» **EXERCISE GOAL**: Among the lines listed below, count those that include the string "zlokalizowanych", and state only the count.

* * * * *

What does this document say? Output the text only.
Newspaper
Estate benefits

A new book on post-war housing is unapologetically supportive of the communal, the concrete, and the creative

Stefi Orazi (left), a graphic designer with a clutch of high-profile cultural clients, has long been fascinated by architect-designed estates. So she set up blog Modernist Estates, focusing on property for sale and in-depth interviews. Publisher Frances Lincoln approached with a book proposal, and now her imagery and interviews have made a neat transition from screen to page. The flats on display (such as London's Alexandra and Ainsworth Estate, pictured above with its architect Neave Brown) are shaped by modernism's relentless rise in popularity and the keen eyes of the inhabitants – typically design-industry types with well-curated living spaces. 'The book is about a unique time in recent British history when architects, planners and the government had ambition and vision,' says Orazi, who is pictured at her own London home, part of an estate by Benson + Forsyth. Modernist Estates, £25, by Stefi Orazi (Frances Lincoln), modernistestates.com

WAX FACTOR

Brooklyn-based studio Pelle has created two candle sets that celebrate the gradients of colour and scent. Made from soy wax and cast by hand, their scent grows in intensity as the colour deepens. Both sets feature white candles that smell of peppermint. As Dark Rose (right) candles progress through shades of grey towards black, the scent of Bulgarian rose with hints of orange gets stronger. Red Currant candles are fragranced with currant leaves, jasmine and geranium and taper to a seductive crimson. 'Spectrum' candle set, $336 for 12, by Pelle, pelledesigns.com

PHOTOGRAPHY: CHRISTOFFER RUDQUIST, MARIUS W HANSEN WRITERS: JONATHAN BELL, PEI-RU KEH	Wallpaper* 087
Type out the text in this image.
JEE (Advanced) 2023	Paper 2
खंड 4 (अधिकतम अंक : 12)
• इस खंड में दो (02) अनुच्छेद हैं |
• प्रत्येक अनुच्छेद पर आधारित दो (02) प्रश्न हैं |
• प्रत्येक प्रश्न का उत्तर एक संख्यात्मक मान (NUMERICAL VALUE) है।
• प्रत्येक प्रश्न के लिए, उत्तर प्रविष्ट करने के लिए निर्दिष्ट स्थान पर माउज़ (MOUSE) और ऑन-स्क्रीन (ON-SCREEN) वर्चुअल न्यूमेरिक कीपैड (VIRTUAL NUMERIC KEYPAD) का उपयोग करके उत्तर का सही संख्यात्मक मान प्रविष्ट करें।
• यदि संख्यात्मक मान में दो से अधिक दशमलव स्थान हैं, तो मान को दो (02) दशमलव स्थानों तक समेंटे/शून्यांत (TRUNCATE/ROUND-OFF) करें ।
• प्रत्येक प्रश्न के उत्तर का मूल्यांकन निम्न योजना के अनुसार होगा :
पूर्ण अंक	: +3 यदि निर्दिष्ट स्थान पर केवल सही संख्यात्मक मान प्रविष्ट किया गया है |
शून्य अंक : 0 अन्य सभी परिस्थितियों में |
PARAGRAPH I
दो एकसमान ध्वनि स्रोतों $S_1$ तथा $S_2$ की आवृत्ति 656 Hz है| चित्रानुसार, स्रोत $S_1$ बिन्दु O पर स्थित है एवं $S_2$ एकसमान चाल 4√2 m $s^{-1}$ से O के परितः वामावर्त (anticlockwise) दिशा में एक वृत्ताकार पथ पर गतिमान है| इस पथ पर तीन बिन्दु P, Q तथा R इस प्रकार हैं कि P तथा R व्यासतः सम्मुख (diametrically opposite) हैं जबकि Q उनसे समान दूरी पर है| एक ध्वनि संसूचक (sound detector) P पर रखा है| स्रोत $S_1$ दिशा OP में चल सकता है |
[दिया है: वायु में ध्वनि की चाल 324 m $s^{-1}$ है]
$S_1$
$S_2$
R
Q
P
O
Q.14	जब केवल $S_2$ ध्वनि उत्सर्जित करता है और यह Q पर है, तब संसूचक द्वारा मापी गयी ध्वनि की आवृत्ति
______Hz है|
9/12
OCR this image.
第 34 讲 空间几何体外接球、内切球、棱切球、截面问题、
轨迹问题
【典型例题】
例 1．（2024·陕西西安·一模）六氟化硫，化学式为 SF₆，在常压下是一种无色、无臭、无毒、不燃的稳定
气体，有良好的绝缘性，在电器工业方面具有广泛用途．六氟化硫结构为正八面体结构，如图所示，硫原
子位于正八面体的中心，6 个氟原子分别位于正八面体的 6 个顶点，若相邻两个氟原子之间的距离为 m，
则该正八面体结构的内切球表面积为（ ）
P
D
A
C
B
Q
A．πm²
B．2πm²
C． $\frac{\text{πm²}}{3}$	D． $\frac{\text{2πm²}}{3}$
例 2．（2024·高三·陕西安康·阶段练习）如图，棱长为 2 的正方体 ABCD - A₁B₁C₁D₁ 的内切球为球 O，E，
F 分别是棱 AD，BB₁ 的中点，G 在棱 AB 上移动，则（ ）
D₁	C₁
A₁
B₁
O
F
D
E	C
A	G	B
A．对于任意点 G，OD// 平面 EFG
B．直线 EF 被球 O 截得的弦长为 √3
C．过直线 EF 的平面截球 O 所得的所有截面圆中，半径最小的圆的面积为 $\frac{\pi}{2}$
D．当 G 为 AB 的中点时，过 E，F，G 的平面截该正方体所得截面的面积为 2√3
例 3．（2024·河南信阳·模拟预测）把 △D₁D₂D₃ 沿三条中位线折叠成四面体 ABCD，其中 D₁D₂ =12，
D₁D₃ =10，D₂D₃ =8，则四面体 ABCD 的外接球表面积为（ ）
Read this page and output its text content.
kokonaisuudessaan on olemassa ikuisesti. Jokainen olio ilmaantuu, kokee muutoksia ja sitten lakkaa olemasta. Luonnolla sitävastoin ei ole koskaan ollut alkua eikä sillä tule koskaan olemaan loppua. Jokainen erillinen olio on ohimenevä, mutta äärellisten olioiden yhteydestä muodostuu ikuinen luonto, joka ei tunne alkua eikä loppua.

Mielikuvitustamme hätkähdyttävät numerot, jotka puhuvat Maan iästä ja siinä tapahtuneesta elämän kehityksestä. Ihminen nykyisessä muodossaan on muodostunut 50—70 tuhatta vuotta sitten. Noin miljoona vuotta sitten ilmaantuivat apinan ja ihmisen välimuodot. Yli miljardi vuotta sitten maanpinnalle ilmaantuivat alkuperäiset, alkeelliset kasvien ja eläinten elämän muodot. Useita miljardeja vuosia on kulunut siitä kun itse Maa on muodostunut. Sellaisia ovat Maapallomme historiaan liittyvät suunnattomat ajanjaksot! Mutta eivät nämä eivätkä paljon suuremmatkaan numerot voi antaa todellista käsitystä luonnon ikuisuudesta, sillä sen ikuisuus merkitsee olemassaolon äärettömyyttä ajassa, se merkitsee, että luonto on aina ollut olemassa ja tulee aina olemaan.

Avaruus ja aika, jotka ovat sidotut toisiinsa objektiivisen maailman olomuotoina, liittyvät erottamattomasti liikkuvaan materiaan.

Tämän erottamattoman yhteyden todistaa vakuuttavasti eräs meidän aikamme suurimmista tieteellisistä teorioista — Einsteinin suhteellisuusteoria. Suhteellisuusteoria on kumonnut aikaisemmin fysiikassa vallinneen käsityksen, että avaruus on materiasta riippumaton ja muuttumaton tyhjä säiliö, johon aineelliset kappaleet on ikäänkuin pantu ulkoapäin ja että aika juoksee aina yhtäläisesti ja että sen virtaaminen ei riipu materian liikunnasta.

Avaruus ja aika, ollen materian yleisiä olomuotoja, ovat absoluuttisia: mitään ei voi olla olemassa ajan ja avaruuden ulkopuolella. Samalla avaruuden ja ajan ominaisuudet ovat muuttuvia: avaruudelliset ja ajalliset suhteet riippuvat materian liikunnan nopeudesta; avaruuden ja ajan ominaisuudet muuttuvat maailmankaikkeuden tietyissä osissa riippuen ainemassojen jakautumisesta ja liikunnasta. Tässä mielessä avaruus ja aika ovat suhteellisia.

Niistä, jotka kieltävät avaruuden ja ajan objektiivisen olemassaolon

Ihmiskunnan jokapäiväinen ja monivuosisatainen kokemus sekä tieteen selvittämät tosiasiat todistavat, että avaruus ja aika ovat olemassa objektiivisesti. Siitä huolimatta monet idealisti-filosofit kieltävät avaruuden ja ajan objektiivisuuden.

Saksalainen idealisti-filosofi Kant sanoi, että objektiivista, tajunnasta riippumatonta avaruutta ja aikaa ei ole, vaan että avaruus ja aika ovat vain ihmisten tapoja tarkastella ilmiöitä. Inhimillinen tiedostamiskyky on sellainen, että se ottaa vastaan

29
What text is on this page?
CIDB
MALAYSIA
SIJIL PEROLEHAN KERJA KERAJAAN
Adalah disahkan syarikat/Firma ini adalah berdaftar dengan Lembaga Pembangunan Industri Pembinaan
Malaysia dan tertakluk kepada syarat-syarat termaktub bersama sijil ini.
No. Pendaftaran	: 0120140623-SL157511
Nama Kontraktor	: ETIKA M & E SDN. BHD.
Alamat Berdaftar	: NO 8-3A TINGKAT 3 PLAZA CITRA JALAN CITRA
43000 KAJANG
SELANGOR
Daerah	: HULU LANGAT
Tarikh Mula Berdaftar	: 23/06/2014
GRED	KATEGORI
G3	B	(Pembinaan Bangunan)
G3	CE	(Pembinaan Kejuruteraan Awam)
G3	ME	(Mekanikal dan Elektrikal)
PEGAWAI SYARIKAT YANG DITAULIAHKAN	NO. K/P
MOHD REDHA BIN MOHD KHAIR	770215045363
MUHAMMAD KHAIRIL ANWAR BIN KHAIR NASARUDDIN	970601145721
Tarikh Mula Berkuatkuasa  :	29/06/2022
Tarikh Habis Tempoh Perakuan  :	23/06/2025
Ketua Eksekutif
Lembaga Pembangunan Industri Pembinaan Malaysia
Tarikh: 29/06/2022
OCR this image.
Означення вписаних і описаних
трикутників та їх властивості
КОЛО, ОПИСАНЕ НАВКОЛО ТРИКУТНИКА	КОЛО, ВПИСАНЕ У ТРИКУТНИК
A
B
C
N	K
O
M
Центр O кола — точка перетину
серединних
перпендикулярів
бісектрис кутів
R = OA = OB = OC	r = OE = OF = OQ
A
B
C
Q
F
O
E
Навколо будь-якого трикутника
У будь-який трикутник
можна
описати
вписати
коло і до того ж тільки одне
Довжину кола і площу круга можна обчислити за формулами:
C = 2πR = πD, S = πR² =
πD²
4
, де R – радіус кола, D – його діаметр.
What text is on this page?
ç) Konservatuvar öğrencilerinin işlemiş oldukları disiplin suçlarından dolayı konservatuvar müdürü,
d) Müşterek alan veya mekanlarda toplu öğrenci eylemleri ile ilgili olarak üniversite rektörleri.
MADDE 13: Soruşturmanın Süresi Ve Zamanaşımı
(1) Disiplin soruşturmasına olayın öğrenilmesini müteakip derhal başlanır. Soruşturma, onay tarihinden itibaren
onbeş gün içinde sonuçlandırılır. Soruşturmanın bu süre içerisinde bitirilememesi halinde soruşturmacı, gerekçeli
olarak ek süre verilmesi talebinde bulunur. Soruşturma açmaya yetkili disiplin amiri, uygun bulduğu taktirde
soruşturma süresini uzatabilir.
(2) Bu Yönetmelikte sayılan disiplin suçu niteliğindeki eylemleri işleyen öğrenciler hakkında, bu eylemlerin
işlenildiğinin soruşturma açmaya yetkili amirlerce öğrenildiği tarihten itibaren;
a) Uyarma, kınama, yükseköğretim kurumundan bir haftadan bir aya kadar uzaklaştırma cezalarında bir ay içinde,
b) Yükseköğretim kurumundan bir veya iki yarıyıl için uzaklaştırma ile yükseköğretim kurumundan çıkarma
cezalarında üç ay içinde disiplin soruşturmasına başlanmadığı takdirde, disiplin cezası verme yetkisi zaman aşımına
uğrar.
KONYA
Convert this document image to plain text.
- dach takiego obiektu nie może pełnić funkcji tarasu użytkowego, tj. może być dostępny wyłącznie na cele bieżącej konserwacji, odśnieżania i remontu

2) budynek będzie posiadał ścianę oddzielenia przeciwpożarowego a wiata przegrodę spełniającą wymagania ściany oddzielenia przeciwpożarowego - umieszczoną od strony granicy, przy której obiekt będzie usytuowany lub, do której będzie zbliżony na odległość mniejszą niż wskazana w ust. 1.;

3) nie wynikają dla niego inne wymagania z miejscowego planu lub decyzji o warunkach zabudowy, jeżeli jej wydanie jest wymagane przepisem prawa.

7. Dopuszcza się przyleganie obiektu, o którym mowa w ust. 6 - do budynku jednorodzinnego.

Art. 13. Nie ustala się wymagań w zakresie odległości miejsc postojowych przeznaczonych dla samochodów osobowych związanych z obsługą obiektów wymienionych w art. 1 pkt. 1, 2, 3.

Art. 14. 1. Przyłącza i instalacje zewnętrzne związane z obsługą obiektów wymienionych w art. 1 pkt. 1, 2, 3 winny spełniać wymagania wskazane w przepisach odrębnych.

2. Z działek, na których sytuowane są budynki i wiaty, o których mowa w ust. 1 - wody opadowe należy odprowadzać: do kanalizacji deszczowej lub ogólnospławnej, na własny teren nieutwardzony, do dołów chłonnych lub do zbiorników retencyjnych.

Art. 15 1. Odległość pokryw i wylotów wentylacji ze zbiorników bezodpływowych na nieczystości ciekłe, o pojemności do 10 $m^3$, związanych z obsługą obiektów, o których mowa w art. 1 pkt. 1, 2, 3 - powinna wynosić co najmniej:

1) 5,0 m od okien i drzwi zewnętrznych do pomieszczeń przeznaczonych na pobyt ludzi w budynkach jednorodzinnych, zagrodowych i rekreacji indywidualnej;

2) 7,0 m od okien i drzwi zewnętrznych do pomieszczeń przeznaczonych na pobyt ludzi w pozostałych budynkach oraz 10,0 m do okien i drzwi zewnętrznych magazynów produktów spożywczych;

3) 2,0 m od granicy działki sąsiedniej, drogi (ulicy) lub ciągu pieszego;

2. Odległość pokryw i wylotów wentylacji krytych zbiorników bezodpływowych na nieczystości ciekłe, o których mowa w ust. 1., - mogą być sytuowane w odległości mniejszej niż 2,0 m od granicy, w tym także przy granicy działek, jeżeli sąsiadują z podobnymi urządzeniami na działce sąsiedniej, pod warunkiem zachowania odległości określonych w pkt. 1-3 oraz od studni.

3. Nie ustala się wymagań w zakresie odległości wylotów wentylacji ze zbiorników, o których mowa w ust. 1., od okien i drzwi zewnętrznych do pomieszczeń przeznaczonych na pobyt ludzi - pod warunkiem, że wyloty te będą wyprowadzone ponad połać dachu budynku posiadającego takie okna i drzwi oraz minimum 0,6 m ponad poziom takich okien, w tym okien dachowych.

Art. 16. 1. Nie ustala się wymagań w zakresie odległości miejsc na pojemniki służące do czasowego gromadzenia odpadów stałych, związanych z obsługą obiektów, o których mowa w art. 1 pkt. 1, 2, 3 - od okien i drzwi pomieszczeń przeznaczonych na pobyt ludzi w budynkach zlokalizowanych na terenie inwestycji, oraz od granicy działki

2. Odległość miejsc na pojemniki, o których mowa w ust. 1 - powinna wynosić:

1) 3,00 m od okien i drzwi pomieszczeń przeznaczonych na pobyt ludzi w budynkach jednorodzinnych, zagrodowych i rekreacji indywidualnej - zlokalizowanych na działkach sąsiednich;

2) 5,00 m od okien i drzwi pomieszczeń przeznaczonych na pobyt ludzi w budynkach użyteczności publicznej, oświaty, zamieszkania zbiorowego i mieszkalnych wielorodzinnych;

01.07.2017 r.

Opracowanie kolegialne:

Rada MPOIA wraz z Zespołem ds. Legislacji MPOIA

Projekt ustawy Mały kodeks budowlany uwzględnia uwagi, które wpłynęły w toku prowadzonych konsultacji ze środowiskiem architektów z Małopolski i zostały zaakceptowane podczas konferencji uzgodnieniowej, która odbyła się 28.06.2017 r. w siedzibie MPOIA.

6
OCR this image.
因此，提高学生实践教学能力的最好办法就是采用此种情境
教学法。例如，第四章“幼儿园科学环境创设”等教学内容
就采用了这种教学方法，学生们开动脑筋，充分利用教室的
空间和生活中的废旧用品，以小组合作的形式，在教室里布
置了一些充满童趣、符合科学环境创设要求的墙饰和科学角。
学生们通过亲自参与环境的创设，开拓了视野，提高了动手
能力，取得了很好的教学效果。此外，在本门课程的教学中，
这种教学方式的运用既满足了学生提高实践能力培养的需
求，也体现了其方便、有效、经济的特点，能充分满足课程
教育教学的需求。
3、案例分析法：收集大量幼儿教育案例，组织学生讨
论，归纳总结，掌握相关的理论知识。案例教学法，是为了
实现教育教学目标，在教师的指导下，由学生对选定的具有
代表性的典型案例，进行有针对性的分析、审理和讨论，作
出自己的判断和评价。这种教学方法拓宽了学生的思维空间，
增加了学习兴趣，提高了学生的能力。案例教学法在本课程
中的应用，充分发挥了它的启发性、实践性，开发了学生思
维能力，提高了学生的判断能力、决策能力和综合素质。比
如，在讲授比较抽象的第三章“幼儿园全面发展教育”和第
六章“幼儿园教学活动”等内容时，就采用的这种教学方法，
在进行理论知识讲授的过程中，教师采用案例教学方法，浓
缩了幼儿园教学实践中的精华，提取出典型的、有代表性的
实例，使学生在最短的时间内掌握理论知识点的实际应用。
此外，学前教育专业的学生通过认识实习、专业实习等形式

* * * * *

» **OUTPUT**: 2